Exercise directions: Narrow the data below down to the lines containing "การบร".

-- begin Data shown --

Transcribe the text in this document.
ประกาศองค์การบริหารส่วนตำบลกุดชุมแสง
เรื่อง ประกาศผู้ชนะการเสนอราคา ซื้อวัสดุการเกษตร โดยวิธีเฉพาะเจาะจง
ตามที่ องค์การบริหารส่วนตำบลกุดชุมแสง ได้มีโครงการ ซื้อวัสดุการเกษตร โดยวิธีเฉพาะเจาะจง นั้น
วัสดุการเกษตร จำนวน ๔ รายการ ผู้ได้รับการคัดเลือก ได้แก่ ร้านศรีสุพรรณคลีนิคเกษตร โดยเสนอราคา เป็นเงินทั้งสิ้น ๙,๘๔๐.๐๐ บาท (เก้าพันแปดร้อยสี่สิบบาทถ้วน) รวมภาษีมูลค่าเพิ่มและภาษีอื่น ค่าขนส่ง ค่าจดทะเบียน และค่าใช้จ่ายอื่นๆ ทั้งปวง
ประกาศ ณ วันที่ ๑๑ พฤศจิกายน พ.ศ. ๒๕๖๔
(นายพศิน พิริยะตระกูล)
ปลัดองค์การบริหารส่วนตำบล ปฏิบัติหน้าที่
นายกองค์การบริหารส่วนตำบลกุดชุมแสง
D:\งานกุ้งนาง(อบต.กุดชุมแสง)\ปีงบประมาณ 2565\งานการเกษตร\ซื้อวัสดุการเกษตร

-- end Data shown --

Response for this exercise:
ประกาศองค์การบริหารส่วนตำบลกุดชุมแสง
ตามที่ องค์การบริหารส่วนตำบลกุดชุมแสง ได้มีโครงการ ซื้อวัสดุการเกษตร โดยวิธีเฉพาะเจาะจง นั้น
ปลัดองค์การบริหารส่วนตำบล ปฏิบัติหน้าที่
นายกองค์การบริหารส่วนตำบลกุดชุมแสง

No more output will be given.